▶ **Exercise**: Exactly repeat the material, dropping every picture from the copy.
── Stored records
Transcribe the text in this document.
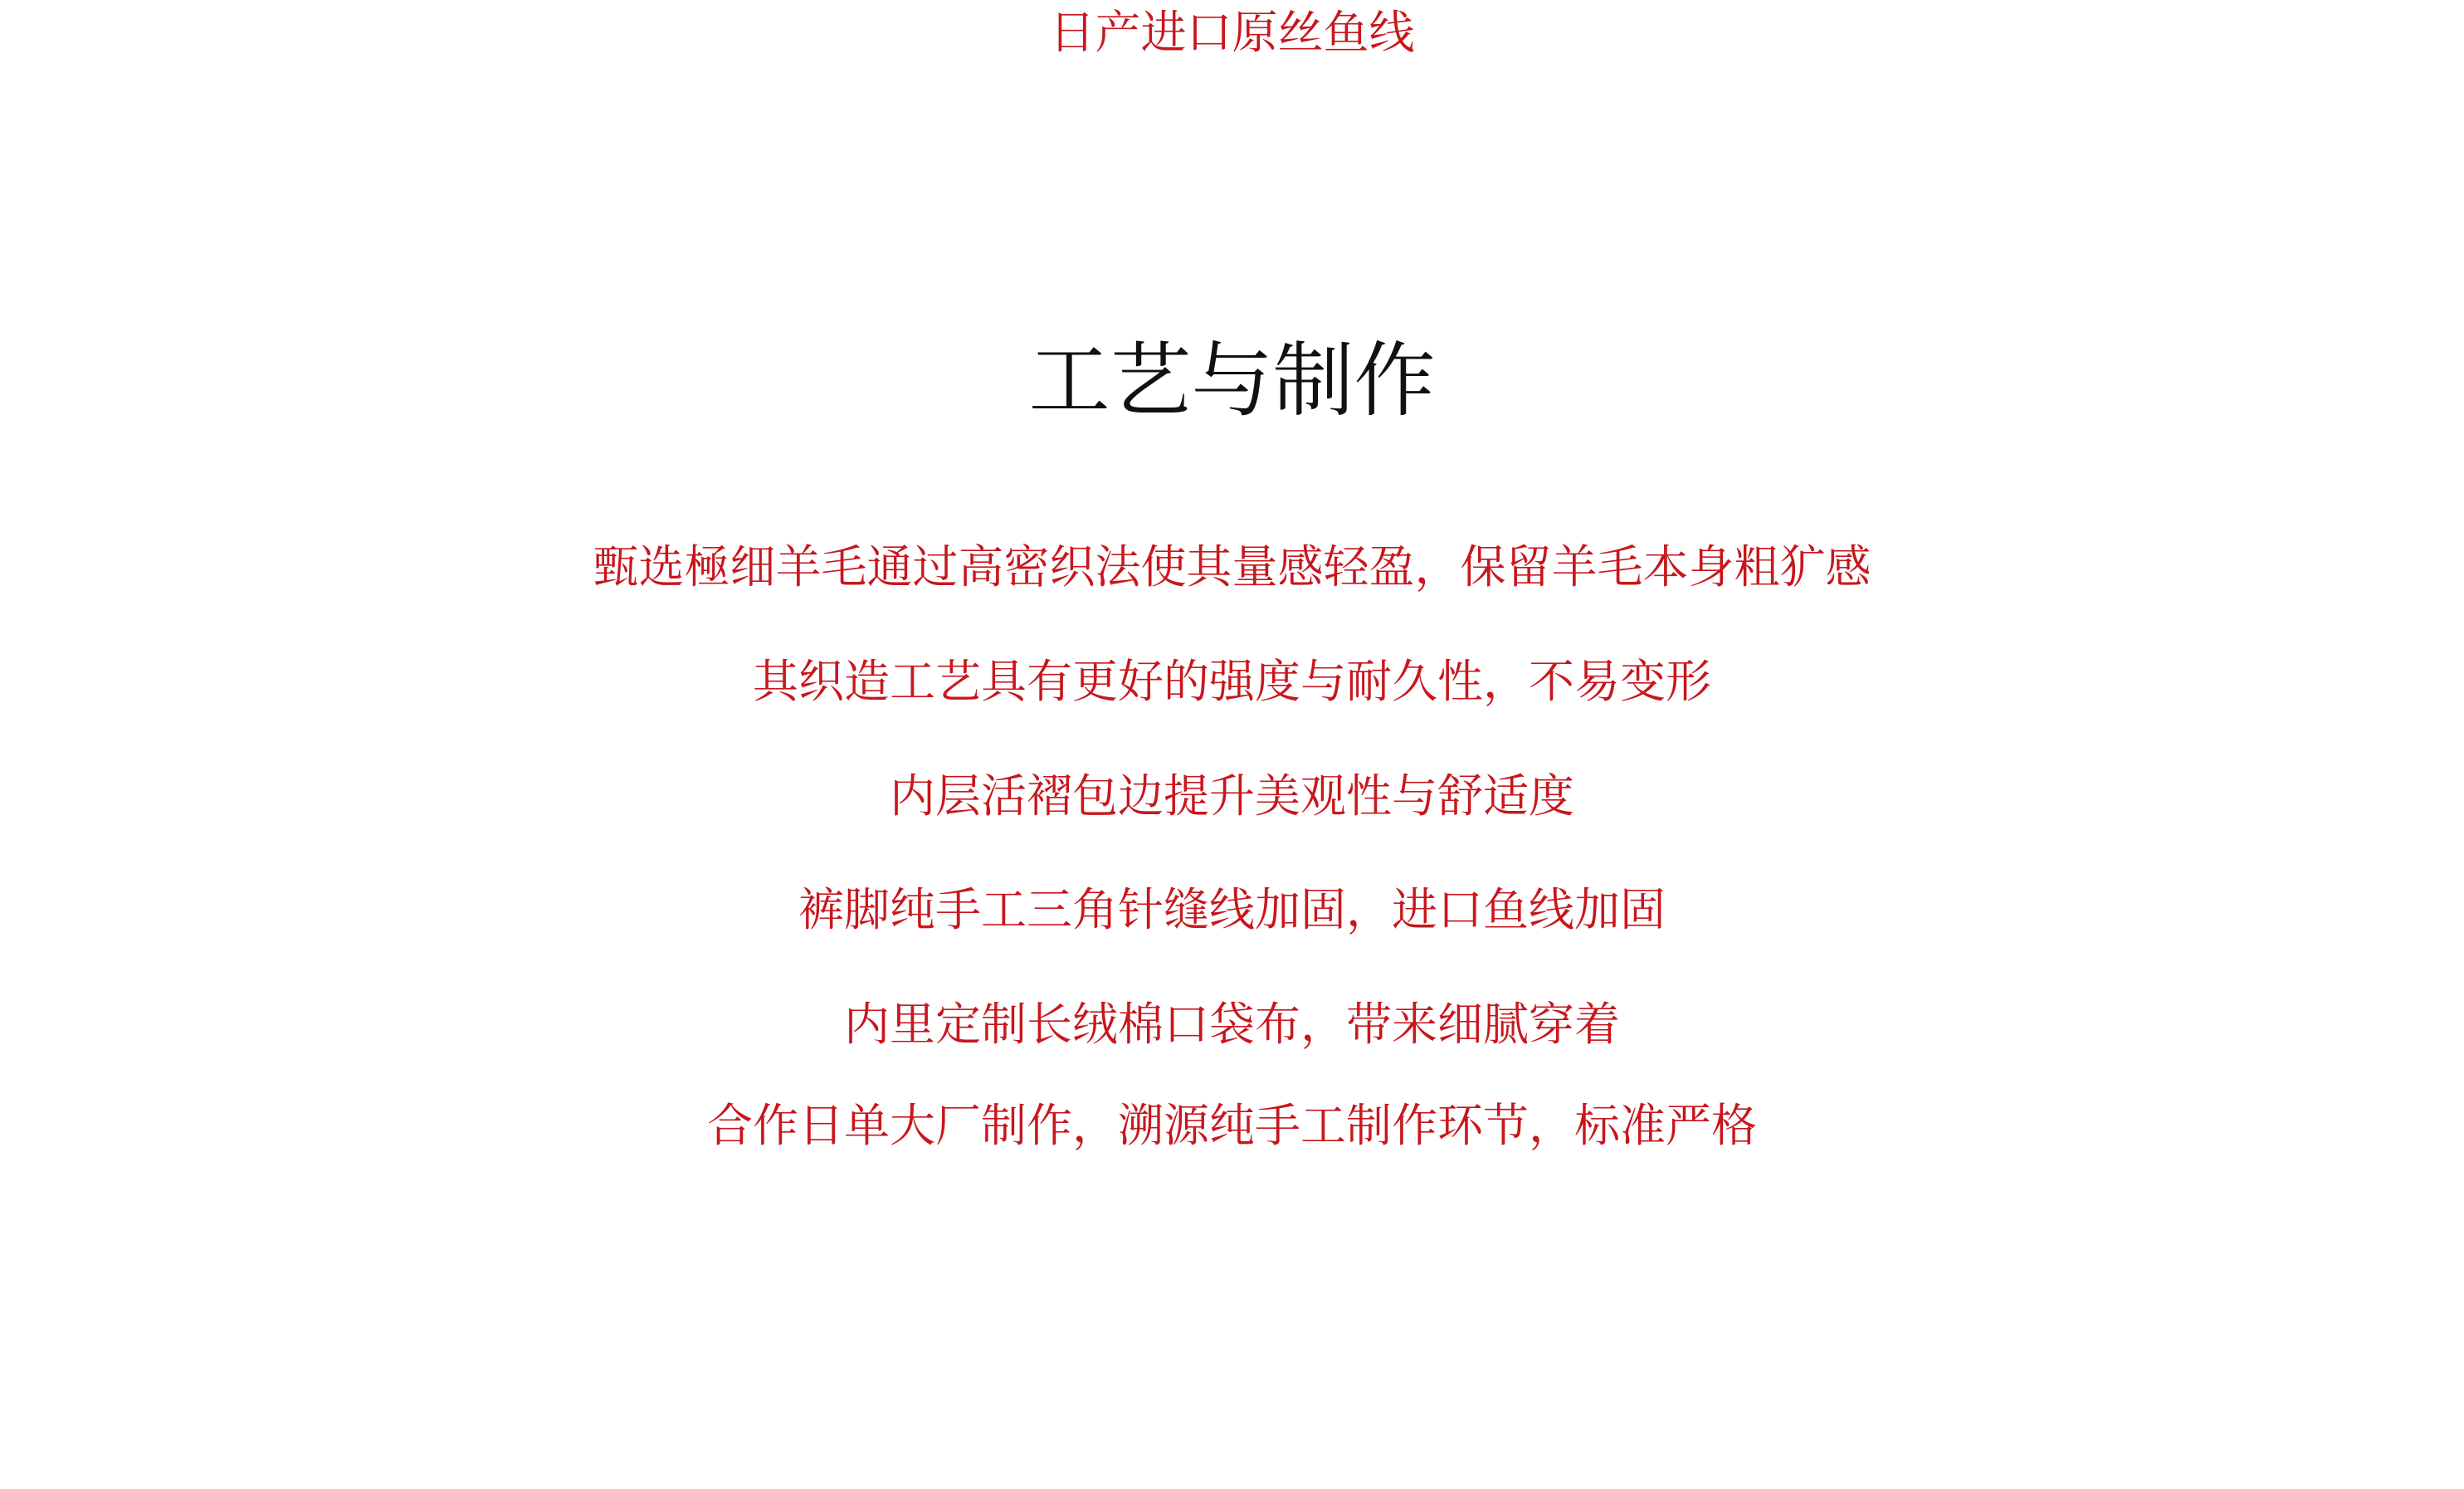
日产进口原丝鱼线
工艺与制作
甄选極细羊毛通过高密织法使其量感轻盈，保留羊毛本身粗犷感
其织造工艺具有更好的强度与耐久性，不易变形
内层活褶包边提升美观性与舒适度
裤脚纯手工三角针缝线加固，进口鱼线加固
内里定制长绒棉口袋布，带来细腻穿着
合作日单大厂制作，溯源纯手工制作环节，标准严格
────
▶ **Solution for this task**:
Transcribe the text in this document.
日产进口原丝鱼线
工艺与制作
甄选極细羊毛通过高密织法使其量感轻盈，保留羊毛本身粗犷感
其织造工艺具有更好的强度与耐久性，不易变形
内层活褶包边提升美观性与舒适度
裤脚纯手工三角针缝线加固，进口鱼线加固
内里定制长绒棉口袋布，带来细腻穿着
合作日单大厂制作，溯源纯手工制作环节，标准严格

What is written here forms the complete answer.